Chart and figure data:
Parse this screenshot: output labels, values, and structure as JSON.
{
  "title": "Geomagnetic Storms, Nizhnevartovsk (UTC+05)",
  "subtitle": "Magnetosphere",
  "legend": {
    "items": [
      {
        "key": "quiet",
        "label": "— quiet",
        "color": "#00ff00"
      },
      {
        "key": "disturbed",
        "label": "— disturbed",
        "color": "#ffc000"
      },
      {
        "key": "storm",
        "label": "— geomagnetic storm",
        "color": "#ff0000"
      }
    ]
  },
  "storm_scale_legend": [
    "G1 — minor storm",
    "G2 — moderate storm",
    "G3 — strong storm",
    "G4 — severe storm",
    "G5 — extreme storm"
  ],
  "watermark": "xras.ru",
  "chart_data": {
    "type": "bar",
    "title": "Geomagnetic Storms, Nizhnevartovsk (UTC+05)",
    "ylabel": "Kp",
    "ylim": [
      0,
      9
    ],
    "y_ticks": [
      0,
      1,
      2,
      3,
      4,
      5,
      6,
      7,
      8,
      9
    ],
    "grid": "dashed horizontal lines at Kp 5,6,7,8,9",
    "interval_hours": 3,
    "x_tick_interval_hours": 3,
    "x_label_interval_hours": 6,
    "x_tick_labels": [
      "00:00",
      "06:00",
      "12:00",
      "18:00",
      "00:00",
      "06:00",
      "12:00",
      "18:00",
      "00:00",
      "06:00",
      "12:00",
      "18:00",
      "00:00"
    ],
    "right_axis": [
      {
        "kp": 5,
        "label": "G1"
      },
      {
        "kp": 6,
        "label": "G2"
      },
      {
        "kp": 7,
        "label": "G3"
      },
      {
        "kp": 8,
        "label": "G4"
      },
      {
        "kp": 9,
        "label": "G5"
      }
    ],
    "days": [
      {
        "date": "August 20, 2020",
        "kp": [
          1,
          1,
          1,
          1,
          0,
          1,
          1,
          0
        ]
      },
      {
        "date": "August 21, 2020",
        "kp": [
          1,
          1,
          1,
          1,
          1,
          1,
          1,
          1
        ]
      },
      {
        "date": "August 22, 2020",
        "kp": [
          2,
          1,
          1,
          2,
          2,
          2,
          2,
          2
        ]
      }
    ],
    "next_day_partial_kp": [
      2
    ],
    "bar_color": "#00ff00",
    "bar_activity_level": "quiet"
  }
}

• _Exercise description_:
All of the records must be repeated exactly.

• _Answer to the problem_:
Parse this screenshot: output labels, values, and structure as JSON.
{
  "title": "Geomagnetic Storms, Nizhnevartovsk (UTC+05)",
  "subtitle": "Magnetosphere",
  "legend": {
    "items": [
      {
        "key": "quiet",
        "label": "— quiet",
        "color": "#00ff00"
      },
      {
        "key": "disturbed",
        "label": "— disturbed",
        "color": "#ffc000"
      },
      {
        "key": "storm",
        "label": "— geomagnetic storm",
        "color": "#ff0000"
      }
    ]
  },
  "storm_scale_legend": [
    "G1 — minor storm",
    "G2 — moderate storm",
    "G3 — strong storm",
    "G4 — severe storm",
    "G5 — extreme storm"
  ],
  "watermark": "xras.ru",
  "chart_data": {
    "type": "bar",
    "title": "Geomagnetic Storms, Nizhnevartovsk (UTC+05)",
    "ylabel": "Kp",
    "ylim": [
      0,
      9
    ],
    "y_ticks": [
      0,
      1,
      2,
      3,
      4,
      5,
      6,
      7,
      8,
      9
    ],
    "grid": "dashed horizontal lines at Kp 5,6,7,8,9",
    "interval_hours": 3,
    "x_tick_interval_hours": 3,
    "x_label_interval_hours": 6,
    "x_tick_labels": [
      "00:00",
      "06:00",
      "12:00",
      "18:00",
      "00:00",
      "06:00",
      "12:00",
      "18:00",
      "00:00",
      "06:00",
      "12:00",
      "18:00",
      "00:00"
    ],
    "right_axis": [
      {
        "kp": 5,
        "label": "G1"
      },
      {
        "kp": 6,
        "label": "G2"
      },
      {
        "kp": 7,
        "label": "G3"
      },
      {
        "kp": 8,
        "label": "G4"
      },
      {
        "kp": 9,
        "label": "G5"
      }
    ],
    "days": [
      {
        "date": "August 20, 2020",
        "kp": [
          1,
          1,
          1,
          1,
          0,
          1,
          1,
          0
        ]
      },
      {
        "date": "August 21, 2020",
        "kp": [
          1,
          1,
          1,
          1,
          1,
          1,
          1,
          1
        ]
      },
      {
        "date": "August 22, 2020",
        "kp": [
          2,
          1,
          1,
          2,
          2,
          2,
          2,
          2
        ]
      }
    ],
    "next_day_partial_kp": [
      2
    ],
    "bar_color": "#00ff00",
    "bar_activity_level": "quiet"
  }
}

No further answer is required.